#### Information given:
'''

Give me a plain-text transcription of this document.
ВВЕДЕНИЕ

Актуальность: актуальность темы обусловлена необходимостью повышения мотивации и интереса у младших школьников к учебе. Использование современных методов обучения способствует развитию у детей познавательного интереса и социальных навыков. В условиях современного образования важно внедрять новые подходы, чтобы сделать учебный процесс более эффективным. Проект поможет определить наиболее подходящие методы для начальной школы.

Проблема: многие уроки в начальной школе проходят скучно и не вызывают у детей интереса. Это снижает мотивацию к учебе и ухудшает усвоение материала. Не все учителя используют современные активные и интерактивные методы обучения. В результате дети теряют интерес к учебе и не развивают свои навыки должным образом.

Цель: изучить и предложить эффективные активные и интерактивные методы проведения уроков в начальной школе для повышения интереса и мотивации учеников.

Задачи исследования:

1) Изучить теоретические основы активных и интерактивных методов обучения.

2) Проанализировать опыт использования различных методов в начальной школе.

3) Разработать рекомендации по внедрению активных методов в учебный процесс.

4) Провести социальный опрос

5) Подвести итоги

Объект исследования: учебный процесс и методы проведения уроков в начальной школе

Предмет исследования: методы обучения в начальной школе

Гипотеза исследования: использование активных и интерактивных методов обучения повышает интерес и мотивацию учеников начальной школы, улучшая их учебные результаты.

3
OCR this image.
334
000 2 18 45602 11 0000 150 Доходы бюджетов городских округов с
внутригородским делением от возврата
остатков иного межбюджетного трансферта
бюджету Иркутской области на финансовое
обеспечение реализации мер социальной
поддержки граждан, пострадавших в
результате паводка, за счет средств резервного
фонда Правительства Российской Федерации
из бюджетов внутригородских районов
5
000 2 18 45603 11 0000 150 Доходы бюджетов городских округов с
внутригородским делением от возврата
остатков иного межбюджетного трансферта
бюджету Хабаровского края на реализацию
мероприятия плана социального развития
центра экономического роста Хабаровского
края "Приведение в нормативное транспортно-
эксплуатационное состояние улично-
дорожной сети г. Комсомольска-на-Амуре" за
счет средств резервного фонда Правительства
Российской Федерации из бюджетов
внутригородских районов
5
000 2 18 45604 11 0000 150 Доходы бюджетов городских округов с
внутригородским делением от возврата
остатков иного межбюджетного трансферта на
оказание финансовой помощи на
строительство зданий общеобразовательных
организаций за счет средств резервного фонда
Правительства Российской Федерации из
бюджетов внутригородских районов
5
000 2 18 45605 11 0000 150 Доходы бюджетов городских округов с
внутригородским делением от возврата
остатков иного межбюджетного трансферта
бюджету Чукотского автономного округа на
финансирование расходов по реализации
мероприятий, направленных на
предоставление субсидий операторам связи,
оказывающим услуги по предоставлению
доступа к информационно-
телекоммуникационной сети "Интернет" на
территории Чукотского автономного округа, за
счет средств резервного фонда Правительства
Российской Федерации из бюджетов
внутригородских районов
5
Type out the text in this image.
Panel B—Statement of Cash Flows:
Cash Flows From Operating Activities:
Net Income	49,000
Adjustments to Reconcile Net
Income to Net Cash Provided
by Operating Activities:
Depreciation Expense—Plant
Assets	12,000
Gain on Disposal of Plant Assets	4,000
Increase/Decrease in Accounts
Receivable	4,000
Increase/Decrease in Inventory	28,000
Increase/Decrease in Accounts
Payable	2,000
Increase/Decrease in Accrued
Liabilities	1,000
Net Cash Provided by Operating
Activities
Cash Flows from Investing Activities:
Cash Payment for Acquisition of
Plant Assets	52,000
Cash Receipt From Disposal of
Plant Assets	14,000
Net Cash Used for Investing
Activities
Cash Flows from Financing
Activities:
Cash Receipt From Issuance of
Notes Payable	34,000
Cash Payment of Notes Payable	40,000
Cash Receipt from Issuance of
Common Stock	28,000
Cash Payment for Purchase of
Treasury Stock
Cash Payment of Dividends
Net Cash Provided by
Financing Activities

'''
'''

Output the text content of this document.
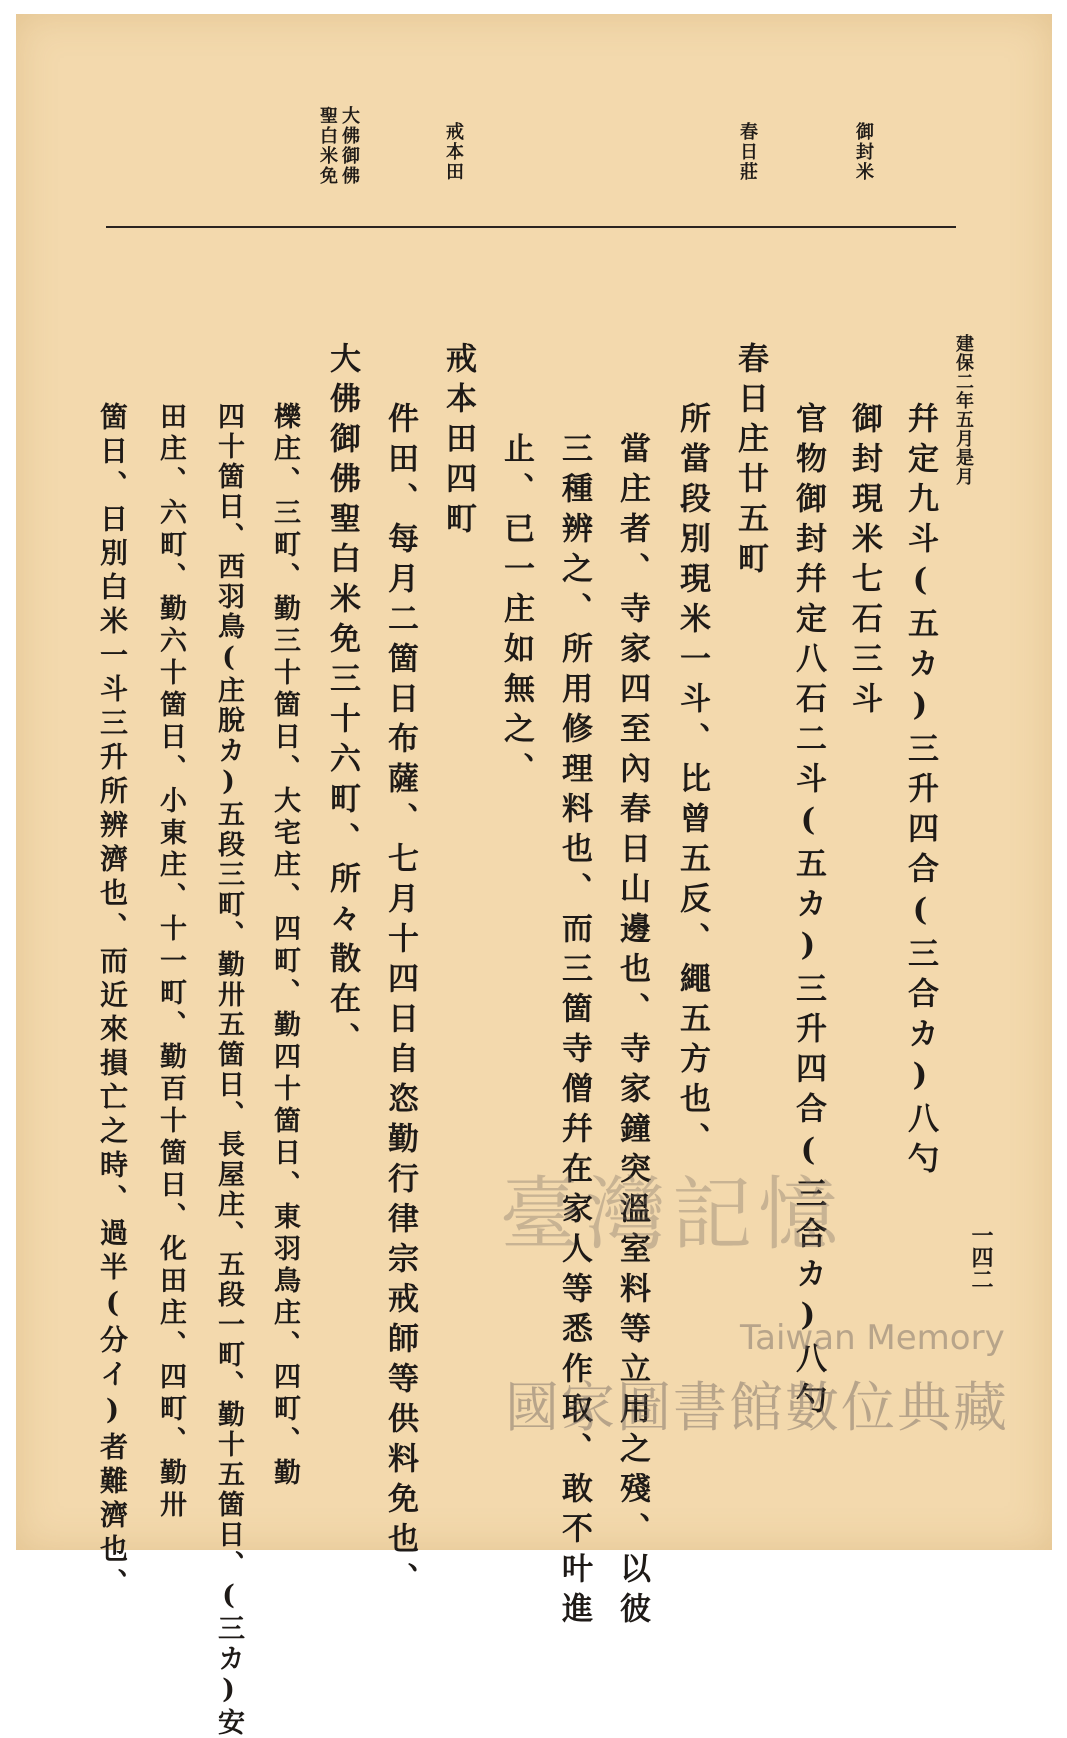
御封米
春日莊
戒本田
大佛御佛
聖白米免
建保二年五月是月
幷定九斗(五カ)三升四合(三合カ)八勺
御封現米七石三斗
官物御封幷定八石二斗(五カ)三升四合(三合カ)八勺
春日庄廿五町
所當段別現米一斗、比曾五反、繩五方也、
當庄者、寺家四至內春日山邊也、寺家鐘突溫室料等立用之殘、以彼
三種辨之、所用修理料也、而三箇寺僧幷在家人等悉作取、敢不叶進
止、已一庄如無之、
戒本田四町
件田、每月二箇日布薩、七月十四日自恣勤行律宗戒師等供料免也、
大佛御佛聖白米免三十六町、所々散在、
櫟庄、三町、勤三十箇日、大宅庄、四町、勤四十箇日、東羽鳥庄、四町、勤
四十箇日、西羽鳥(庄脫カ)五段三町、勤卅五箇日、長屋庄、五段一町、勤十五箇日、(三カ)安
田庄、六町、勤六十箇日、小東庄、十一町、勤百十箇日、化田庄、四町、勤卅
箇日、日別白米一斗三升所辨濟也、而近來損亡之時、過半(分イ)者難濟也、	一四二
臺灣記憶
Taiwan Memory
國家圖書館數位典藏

'''

Look through the entries above; copy each line where the string "Доходы" appears.

000 2 18 45602 11 0000 150 Доходы бюджетов городских округов с
000 2 18 45603 11 0000 150 Доходы бюджетов городских округов с
000 2 18 45604 11 0000 150 Доходы бюджетов городских округов с
000 2 18 45605 11 0000 150 Доходы бюджетов городских округов с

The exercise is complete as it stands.